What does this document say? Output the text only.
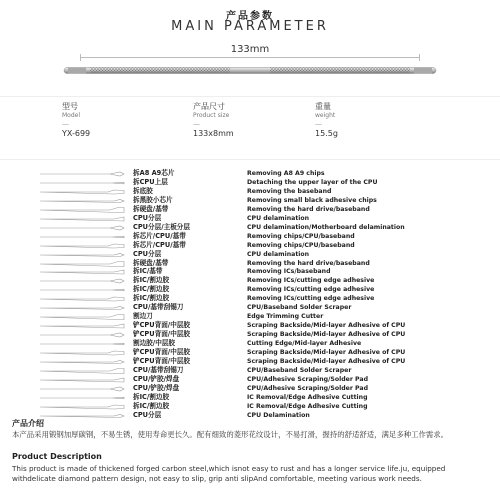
产品参数
MAIN PARAMETER
133mm
型号
Model
—
YX-699
产品尺寸
Product size
—
133x8mm
重量
weight
—
15.5g
拆A8 A9芯片	Removing A8 A9 chips
拆CPU上层	Detaching the upper layer of the CPU
拆底胶	Removing the baseband
拆黑胶小芯片	Removing small black adhesive chips
拆硬盘/基带	Removing the hard drive/baseband
CPU分层	CPU delamination
CPU分层/主板分层	CPU delamination/Motherboard delamination
拆芯片/CPU/基带	Removing chips/CPU/baseband
拆芯片/CPU/基带	Removing chips/CPU/baseband
CPU分层	CPU delamination
拆硬盘/基带	Removing the hard drive/baseband
拆IC/基带	Removing ICs/baseband
拆IC/割边胶	Removing ICs/cutting edge adhesive
拆IC/割边胶	Removing ICs/cutting edge adhesive
拆IC/割边胶	Removing ICs/cutting edge adhesive
CPU/基带刮锡刀	CPU/Baseband Solder Scraper
割边刀	Edge Trimming Cutter
铲CPU背面/中层胶	Scraping Backside/Mid-layer Adhesive of CPU
铲CPU背面/中层胶	Scraping Backside/Mid-layer Adhesive of CPU
割边胶/中层胶	Cutting Edge/Mid-layer Adhesive
铲CPU背面/中层胶	Scraping Backside/Mid-layer Adhesive of CPU
铲CPU背面/中层胶	Scraping Backside/Mid-layer Adhesive of CPU
CPU/基带刮锡刀	CPU/Baseband Solder Scraper
CPU/铲胶/焊盘	CPU/Adhesive Scraping/Solder Pad
CPU/铲胶/焊盘	CPU/Adhesive Scraping/Solder Pad
拆IC/割边胶	IC Removal/Edge Adhesive Cutting
拆IC/割边胶	IC Removal/Edge Adhesive Cutting
CPU分层	CPU Delamination
产品介绍
本产品采用锻钢加厚碳钢，不易生锈，使用寿命更长久。配有细致的菱形花纹设计，不易打滑，握持的舒适舒适，满足多种工作需求。
Product Description
This product is made of thickened forged carbon steel,which isnot easy to rust and has a longer service life.ju, equipped withdelicate diamond pattern design, not easy to slip, grip anti slipAnd comfortable, meeting various work needs.
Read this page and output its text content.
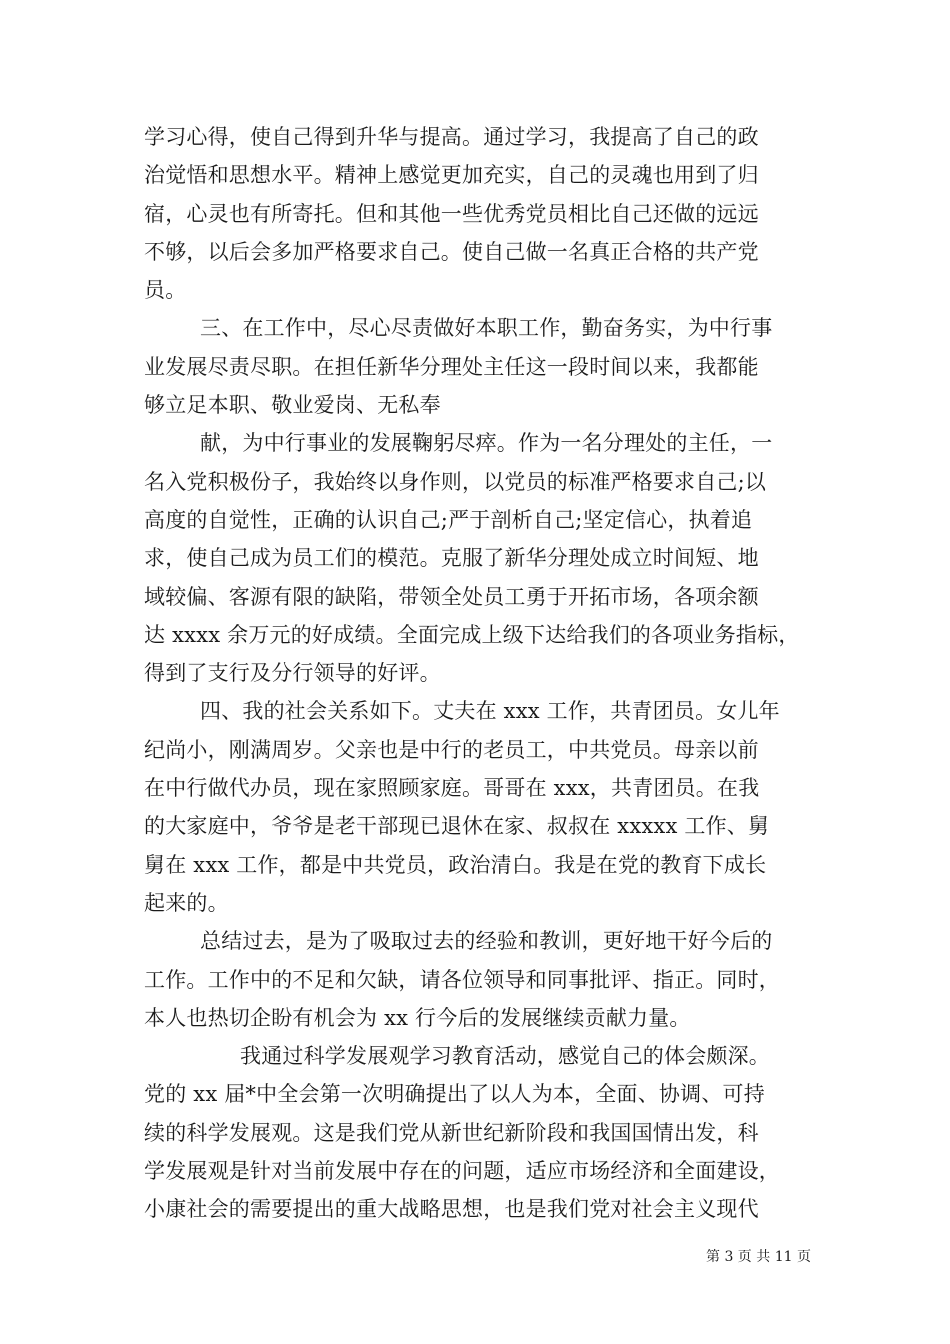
学习心得，使自己得到升华与提高。通过学习，我提高了自己的政
治觉悟和思想水平。精神上感觉更加充实，自己的灵魂也用到了归
宿，心灵也有所寄托。但和其他一些优秀党员相比自己还做的远远
不够，以后会多加严格要求自己。使自己做一名真正合格的共产党
员。
三、在工作中，尽心尽责做好本职工作，勤奋务实，为中行事
业发展尽责尽职。在担任新华分理处主任这一段时间以来，我都能
够立足本职、敬业爱岗、无私奉
献，为中行事业的发展鞠躬尽瘁。作为一名分理处的主任，一
名入党积极份子，我始终以身作则，以党员的标准严格要求自己;以
高度的自觉性，正确的认识自己;严于剖析自己;坚定信心，执着追
求，使自己成为员工们的模范。克服了新华分理处成立时间短、地
域较偏、客源有限的缺陷，带领全处员工勇于开拓市场，各项余额
达 xxxx 余万元的好成绩。全面完成上级下达给我们的各项业务指标，
得到了支行及分行领导的好评。
四、我的社会关系如下。丈夫在 xxx 工作，共青团员。女儿年
纪尚小，刚满周岁。父亲也是中行的老员工，中共党员。母亲以前
在中行做代办员，现在家照顾家庭。哥哥在 xxx，共青团员。在我
的大家庭中，爷爷是老干部现已退休在家、叔叔在 xxxxx 工作、舅
舅在 xxx 工作，都是中共党员，政治清白。我是在党的教育下成长
起来的。
总结过去，是为了吸取过去的经验和教训，更好地干好今后的
工作。工作中的不足和欠缺，请各位领导和同事批评、指正。同时，
本人也热切企盼有机会为 xx 行今后的发展继续贡献力量。
我通过科学发展观学习教育活动，感觉自己的体会颇深。
党的 xx 届*中全会第一次明确提出了以人为本，全面、协调、可持
续的科学发展观。这是我们党从新世纪新阶段和我国国情出发，科
学发展观是针对当前发展中存在的问题，适应市场经济和全面建设，
小康社会的需要提出的重大战略思想，也是我们党对社会主义现代
第 3 页 共 11 页
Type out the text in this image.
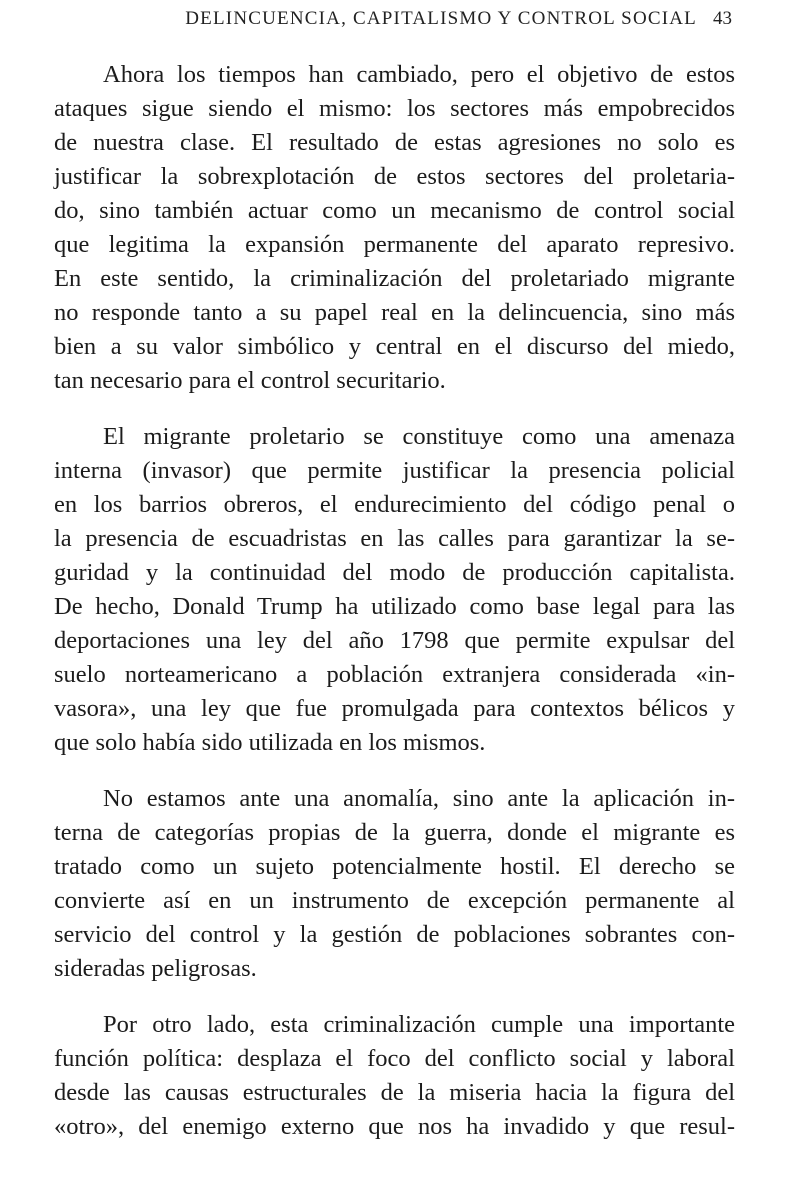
DELINCUENCIA, CAPITALISMO Y CONTROL SOCIAL 43

Ahora los tiempos han cambiado, pero el objetivo de estos
ataques sigue siendo el mismo: los sectores más empobrecidos
de nuestra clase. El resultado de estas agresiones no solo es
justificar la sobrexplotación de estos sectores del proletaria-
do, sino también actuar como un mecanismo de control social
que legitima la expansión permanente del aparato represivo.
En este sentido, la criminalización del proletariado migrante
no responde tanto a su papel real en la delincuencia, sino más
bien a su valor simbólico y central en el discurso del miedo,
tan necesario para el control securitario.

El migrante proletario se constituye como una amenaza
interna (invasor) que permite justificar la presencia policial
en los barrios obreros, el endurecimiento del código penal o
la presencia de escuadristas en las calles para garantizar la se-
guridad y la continuidad del modo de producción capitalista.
De hecho, Donald Trump ha utilizado como base legal para las
deportaciones una ley del año 1798 que permite expulsar del
suelo norteamericano a población extranjera considerada «in-
vasora», una ley que fue promulgada para contextos bélicos y
que solo había sido utilizada en los mismos.

No estamos ante una anomalía, sino ante la aplicación in-
terna de categorías propias de la guerra, donde el migrante es
tratado como un sujeto potencialmente hostil. El derecho se
convierte así en un instrumento de excepción permanente al
servicio del control y la gestión de poblaciones sobrantes con-
sideradas peligrosas.

Por otro lado, esta criminalización cumple una importante
función política: desplaza el foco del conflicto social y laboral
desde las causas estructurales de la miseria hacia la figura del
«otro», del enemigo externo que nos ha invadido y que resul-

..........

Stated problem: Copy out every line of the material above exactly, skipping the pictures.

Solved exercise:
What does this document say? Output the text only.
产品参数
MAIN PARAMETER
133mm
型号
Model
—
YX-699
产品尺寸
Product size
—
133x8mm
重量
weight
—
15.5g
拆A8 A9芯片	Removing A8 A9 chips
拆CPU上层	Detaching the upper layer of the CPU
拆底胶	Removing the baseband
拆黑胶小芯片	Removing small black adhesive chips
拆硬盘/基带	Removing the hard drive/baseband
CPU分层	CPU delamination
CPU分层/主板分层	CPU delamination/Motherboard delamination
拆芯片/CPU/基带	Removing chips/CPU/baseband
拆芯片/CPU/基带	Removing chips/CPU/baseband
CPU分层	CPU delamination
拆硬盘/基带	Removing the hard drive/baseband
拆IC/基带	Removing ICs/baseband
拆IC/割边胶	Removing ICs/cutting edge adhesive
拆IC/割边胶	Removing ICs/cutting edge adhesive
拆IC/割边胶	Removing ICs/cutting edge adhesive
CPU/基带刮锡刀	CPU/Baseband Solder Scraper
割边刀	Edge Trimming Cutter
铲CPU背面/中层胶	Scraping Backside/Mid-layer Adhesive of CPU
铲CPU背面/中层胶	Scraping Backside/Mid-layer Adhesive of CPU
割边胶/中层胶	Cutting Edge/Mid-layer Adhesive
铲CPU背面/中层胶	Scraping Backside/Mid-layer Adhesive of CPU
铲CPU背面/中层胶	Scraping Backside/Mid-layer Adhesive of CPU
CPU/基带刮锡刀	CPU/Baseband Solder Scraper
CPU/铲胶/焊盘	CPU/Adhesive Scraping/Solder Pad
CPU/铲胶/焊盘	CPU/Adhesive Scraping/Solder Pad
拆IC/割边胶	IC Removal/Edge Adhesive Cutting
拆IC/割边胶	IC Removal/Edge Adhesive Cutting
CPU分层	CPU Delamination
产品介绍
本产品采用锻钢加厚碳钢，不易生锈，使用寿命更长久。配有细致的菱形花纹设计，不易打滑，握持的舒适舒适，满足多种工作需求。
Product Description
This product is made of thickened forged carbon steel,which isnot easy to rust and has a longer service life.ju, equipped withdelicate diamond pattern design, not easy to slip, grip anti slipAnd comfortable, meeting various work needs.
Read this page and output its text content.
学习心得，使自己得到升华与提高。通过学习，我提高了自己的政
治觉悟和思想水平。精神上感觉更加充实，自己的灵魂也用到了归
宿，心灵也有所寄托。但和其他一些优秀党员相比自己还做的远远
不够，以后会多加严格要求自己。使自己做一名真正合格的共产党
员。
三、在工作中，尽心尽责做好本职工作，勤奋务实，为中行事
业发展尽责尽职。在担任新华分理处主任这一段时间以来，我都能
够立足本职、敬业爱岗、无私奉
献，为中行事业的发展鞠躬尽瘁。作为一名分理处的主任，一
名入党积极份子，我始终以身作则，以党员的标准严格要求自己;以
高度的自觉性，正确的认识自己;严于剖析自己;坚定信心，执着追
求，使自己成为员工们的模范。克服了新华分理处成立时间短、地
域较偏、客源有限的缺陷，带领全处员工勇于开拓市场，各项余额
达 xxxx 余万元的好成绩。全面完成上级下达给我们的各项业务指标，
得到了支行及分行领导的好评。
四、我的社会关系如下。丈夫在 xxx 工作，共青团员。女儿年
纪尚小，刚满周岁。父亲也是中行的老员工，中共党员。母亲以前
在中行做代办员，现在家照顾家庭。哥哥在 xxx，共青团员。在我
的大家庭中，爷爷是老干部现已退休在家、叔叔在 xxxxx 工作、舅
舅在 xxx 工作，都是中共党员，政治清白。我是在党的教育下成长
起来的。
总结过去，是为了吸取过去的经验和教训，更好地干好今后的
工作。工作中的不足和欠缺，请各位领导和同事批评、指正。同时，
本人也热切企盼有机会为 xx 行今后的发展继续贡献力量。
我通过科学发展观学习教育活动，感觉自己的体会颇深。
党的 xx 届*中全会第一次明确提出了以人为本，全面、协调、可持
续的科学发展观。这是我们党从新世纪新阶段和我国国情出发，科
学发展观是针对当前发展中存在的问题，适应市场经济和全面建设，
小康社会的需要提出的重大战略思想，也是我们党对社会主义现代
第 3 页 共 11 页
Type out the text in this image.
DELINCUENCIA, CAPITALISMO Y CONTROL SOCIAL 43

Ahora los tiempos han cambiado, pero el objetivo de estos
ataques sigue siendo el mismo: los sectores más empobrecidos
de nuestra clase. El resultado de estas agresiones no solo es
justificar la sobrexplotación de estos sectores del proletaria-
do, sino también actuar como un mecanismo de control social
que legitima la expansión permanente del aparato represivo.
En este sentido, la criminalización del proletariado migrante
no responde tanto a su papel real en la delincuencia, sino más
bien a su valor simbólico y central en el discurso del miedo,
tan necesario para el control securitario.

El migrante proletario se constituye como una amenaza
interna (invasor) que permite justificar la presencia policial
en los barrios obreros, el endurecimiento del código penal o
la presencia de escuadristas en las calles para garantizar la se-
guridad y la continuidad del modo de producción capitalista.
De hecho, Donald Trump ha utilizado como base legal para las
deportaciones una ley del año 1798 que permite expulsar del
suelo norteamericano a población extranjera considerada «in-
vasora», una ley que fue promulgada para contextos bélicos y
que solo había sido utilizada en los mismos.

No estamos ante una anomalía, sino ante la aplicación in-
terna de categorías propias de la guerra, donde el migrante es
tratado como un sujeto potencialmente hostil. El derecho se
convierte así en un instrumento de excepción permanente al
servicio del control y la gestión de poblaciones sobrantes con-
sideradas peligrosas.

Por otro lado, esta criminalización cumple una importante
función política: desplaza el foco del conflicto social y laboral
desde las causas estructurales de la miseria hacia la figura del
«otro», del enemigo externo que nos ha invadido y que resul-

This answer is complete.